* [GIVEN REQUEST] Below are some records. How many of their lines contain the string "ways"? Give the number only.

* [SUPPLIED MATERIAL]
- - - - -

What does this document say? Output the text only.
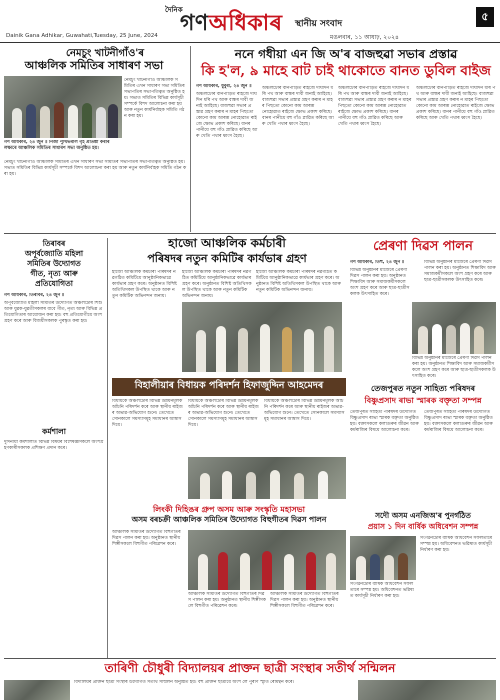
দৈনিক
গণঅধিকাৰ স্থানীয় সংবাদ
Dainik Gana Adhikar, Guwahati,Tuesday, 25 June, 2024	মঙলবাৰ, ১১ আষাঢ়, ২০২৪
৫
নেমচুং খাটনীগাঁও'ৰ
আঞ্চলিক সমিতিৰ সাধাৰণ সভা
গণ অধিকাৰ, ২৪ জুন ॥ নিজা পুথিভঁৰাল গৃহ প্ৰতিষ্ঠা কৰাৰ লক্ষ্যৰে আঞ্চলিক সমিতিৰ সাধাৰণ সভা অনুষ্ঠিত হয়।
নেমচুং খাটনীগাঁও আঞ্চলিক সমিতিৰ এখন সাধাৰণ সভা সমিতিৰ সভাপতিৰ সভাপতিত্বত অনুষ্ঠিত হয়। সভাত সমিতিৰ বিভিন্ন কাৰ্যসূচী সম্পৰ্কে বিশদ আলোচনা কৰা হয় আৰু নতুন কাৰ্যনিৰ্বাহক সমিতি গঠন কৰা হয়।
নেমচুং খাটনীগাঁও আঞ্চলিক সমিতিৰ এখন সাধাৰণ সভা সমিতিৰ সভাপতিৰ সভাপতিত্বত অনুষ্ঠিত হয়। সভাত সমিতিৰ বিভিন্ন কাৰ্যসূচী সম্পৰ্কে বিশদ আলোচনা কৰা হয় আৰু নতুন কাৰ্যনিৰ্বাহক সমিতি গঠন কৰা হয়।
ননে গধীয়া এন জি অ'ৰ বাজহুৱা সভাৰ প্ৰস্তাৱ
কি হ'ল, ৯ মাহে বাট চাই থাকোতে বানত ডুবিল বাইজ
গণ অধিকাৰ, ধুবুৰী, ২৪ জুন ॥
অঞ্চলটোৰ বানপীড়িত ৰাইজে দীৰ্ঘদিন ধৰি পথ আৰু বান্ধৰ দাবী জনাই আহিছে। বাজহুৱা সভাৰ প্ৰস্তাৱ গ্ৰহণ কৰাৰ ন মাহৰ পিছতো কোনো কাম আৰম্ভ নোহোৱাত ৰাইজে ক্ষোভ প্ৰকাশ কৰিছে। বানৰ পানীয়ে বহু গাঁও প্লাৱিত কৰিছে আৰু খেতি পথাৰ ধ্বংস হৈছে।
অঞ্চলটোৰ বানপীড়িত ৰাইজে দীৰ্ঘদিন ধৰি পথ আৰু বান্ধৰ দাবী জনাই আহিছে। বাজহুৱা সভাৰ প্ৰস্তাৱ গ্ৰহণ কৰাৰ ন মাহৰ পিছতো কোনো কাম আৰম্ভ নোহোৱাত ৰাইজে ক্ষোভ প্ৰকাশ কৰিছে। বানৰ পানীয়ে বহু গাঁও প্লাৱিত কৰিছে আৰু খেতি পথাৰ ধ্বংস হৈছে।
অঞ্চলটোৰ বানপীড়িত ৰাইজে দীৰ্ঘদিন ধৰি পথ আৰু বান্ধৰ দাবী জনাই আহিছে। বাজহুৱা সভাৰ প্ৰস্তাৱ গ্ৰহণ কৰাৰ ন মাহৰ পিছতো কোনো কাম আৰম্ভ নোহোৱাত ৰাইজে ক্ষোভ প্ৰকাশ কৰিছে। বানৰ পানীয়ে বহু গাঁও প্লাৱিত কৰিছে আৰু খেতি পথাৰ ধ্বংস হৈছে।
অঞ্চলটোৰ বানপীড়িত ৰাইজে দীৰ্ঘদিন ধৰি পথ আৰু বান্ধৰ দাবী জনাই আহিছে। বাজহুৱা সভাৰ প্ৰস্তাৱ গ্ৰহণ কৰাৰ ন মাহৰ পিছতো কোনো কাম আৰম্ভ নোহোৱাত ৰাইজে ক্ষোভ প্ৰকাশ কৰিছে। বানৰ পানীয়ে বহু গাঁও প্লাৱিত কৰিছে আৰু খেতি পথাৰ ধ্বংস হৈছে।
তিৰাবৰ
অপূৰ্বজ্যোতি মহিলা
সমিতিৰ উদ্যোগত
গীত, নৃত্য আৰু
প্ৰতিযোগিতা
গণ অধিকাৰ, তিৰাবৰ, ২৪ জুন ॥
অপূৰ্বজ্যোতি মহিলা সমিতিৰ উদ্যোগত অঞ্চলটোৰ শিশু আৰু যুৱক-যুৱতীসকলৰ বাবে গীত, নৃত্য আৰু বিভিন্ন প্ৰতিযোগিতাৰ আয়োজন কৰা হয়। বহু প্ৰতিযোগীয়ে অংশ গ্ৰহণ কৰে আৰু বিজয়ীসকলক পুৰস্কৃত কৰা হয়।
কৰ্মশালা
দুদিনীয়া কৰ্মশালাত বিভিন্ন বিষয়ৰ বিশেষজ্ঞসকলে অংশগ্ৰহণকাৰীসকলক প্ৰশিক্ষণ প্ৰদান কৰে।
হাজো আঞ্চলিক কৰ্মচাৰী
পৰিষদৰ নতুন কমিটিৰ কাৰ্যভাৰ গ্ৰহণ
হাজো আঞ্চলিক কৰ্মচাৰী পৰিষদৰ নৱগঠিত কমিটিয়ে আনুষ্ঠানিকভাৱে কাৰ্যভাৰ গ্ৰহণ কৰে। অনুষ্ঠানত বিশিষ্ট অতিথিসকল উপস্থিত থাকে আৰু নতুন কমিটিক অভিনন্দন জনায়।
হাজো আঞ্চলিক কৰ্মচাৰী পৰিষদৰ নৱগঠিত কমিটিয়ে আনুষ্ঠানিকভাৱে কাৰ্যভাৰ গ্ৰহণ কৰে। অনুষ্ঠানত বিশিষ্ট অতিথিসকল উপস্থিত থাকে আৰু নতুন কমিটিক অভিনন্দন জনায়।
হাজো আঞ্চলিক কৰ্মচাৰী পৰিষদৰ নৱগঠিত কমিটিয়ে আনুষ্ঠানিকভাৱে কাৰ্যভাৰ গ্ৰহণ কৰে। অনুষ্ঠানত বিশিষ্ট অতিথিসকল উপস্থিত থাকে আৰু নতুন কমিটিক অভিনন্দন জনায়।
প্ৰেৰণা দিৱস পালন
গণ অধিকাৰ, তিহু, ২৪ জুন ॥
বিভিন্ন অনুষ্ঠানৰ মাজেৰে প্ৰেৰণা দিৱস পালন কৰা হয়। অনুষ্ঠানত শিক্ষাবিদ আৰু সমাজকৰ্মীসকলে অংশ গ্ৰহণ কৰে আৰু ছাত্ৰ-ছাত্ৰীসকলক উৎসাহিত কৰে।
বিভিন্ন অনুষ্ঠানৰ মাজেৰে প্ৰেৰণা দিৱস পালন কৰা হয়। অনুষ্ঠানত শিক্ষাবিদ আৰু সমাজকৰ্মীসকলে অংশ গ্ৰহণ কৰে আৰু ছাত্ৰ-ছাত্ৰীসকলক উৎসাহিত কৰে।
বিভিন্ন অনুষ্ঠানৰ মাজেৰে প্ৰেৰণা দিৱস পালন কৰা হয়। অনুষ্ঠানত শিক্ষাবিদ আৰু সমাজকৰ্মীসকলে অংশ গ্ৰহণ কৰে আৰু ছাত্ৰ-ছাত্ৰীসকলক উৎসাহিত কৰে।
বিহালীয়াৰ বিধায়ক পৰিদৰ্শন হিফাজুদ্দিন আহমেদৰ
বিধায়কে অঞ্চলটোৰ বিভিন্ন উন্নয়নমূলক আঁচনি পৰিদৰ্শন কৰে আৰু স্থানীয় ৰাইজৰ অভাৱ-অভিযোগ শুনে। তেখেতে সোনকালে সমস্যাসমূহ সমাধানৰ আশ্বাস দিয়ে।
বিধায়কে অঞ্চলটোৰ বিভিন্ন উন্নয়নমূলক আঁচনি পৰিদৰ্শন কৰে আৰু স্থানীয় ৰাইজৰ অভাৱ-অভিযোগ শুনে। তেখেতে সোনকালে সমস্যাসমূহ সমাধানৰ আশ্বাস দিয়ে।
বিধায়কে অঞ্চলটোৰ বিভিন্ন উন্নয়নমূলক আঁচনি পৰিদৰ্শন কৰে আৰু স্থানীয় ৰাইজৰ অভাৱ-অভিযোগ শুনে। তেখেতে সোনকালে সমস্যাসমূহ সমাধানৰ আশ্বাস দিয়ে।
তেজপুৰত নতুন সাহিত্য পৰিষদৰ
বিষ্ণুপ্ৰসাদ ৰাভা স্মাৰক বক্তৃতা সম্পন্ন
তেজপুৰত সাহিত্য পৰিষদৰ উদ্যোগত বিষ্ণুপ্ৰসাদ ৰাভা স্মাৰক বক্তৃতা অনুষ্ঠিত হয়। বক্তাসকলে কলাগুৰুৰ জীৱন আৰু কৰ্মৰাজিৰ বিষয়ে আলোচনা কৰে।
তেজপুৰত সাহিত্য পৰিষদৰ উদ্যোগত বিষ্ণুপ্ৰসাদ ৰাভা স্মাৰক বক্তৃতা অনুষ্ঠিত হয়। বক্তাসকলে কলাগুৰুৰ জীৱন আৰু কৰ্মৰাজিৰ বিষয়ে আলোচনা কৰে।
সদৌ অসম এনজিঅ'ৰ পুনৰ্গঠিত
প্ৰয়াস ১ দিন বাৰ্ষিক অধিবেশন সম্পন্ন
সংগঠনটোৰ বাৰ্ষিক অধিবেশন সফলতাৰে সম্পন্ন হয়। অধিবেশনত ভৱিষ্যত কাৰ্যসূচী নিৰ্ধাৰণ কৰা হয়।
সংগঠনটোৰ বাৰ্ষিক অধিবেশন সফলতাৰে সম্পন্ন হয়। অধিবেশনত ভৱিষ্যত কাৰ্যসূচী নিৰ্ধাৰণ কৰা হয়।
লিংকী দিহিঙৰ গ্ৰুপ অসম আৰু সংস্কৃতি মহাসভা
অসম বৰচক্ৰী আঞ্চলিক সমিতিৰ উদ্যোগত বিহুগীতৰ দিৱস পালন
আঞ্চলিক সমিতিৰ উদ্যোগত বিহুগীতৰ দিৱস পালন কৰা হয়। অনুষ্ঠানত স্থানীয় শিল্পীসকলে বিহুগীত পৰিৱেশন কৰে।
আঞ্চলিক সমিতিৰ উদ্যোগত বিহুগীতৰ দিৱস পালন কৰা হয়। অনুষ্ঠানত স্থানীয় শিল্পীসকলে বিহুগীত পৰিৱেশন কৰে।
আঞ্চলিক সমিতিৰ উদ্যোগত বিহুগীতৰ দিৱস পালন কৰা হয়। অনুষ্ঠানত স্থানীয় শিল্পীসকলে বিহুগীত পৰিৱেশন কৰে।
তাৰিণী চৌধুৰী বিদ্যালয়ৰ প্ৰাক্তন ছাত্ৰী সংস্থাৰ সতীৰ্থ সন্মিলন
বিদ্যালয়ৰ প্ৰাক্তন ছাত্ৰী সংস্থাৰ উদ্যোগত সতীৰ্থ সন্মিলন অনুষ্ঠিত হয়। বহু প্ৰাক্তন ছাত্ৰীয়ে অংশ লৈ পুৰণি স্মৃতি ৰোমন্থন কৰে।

- - - - -

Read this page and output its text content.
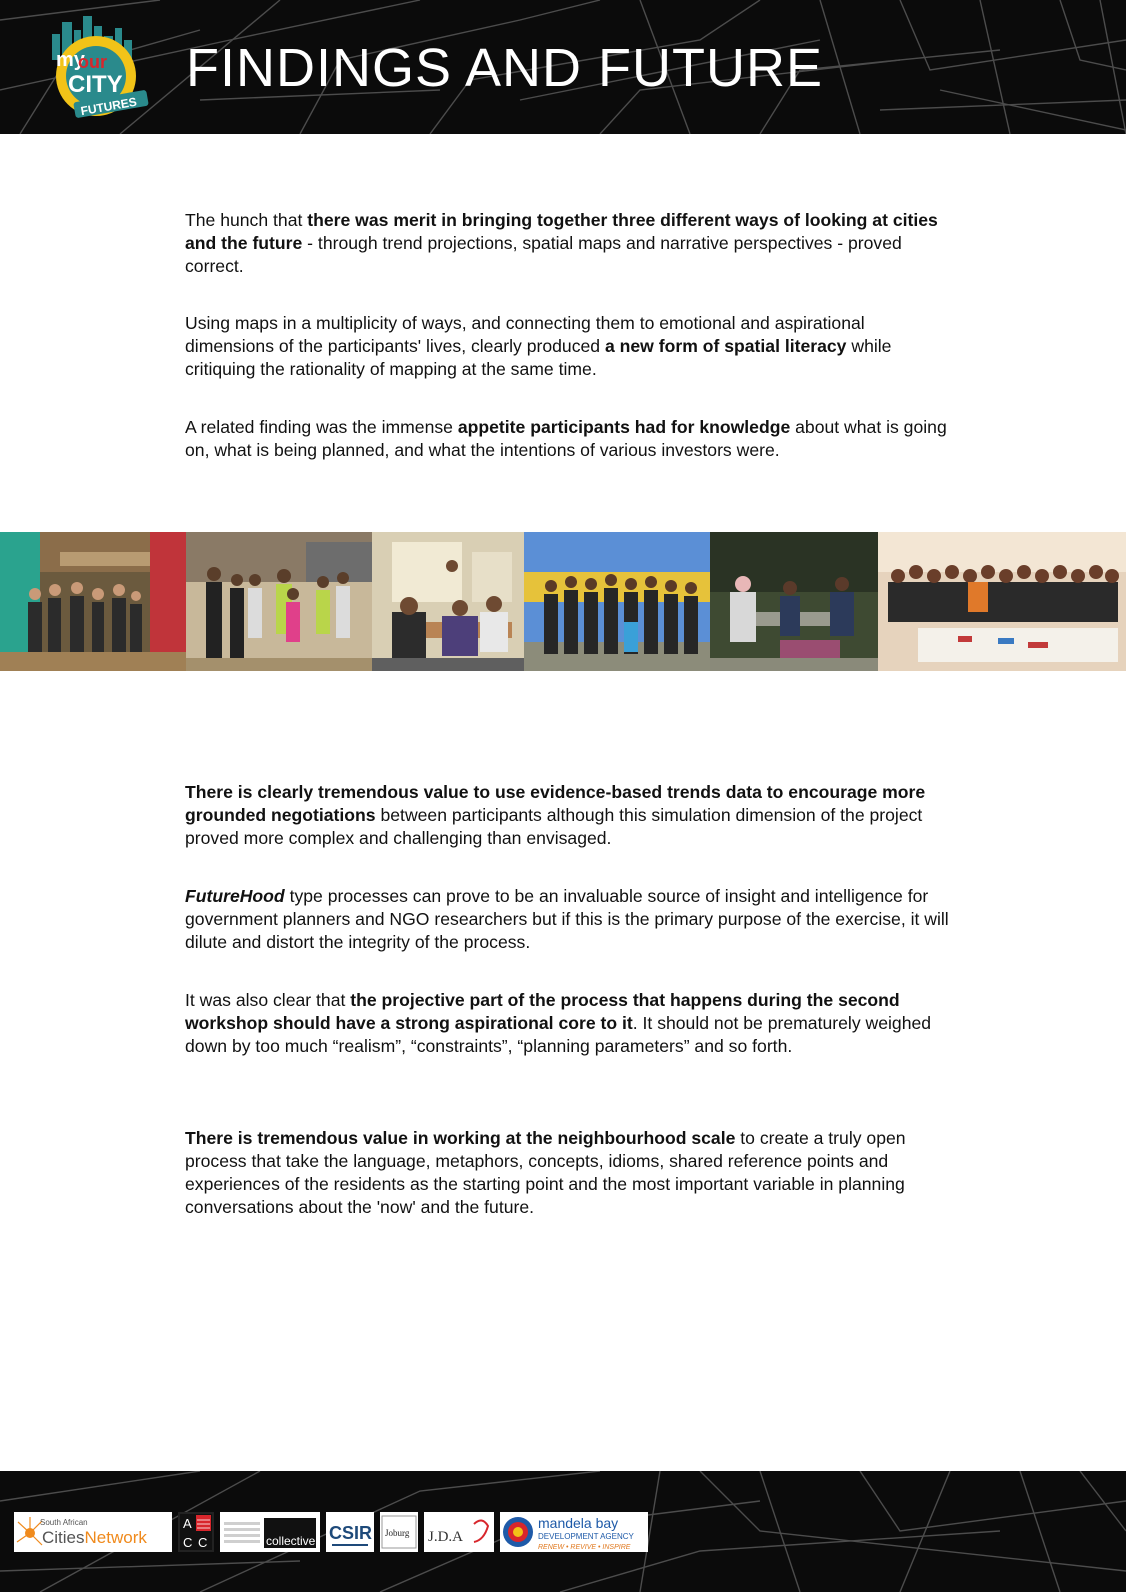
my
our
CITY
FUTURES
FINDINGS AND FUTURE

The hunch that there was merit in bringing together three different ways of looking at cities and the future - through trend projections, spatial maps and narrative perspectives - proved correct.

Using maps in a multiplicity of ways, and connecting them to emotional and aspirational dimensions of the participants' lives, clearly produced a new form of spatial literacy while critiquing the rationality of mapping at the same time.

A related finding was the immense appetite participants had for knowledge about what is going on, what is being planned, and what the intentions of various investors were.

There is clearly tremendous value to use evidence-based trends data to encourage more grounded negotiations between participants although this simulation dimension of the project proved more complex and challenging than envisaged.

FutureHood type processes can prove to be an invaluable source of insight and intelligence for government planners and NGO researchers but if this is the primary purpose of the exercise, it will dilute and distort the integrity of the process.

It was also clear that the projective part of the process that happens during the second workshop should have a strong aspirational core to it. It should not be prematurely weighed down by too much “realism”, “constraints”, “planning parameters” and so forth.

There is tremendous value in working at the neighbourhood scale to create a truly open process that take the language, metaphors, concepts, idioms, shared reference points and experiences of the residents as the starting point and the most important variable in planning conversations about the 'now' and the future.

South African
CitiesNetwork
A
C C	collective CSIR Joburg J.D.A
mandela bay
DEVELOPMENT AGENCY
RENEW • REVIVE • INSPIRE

- - - - -

* [WRITTEN SOLUTION] 2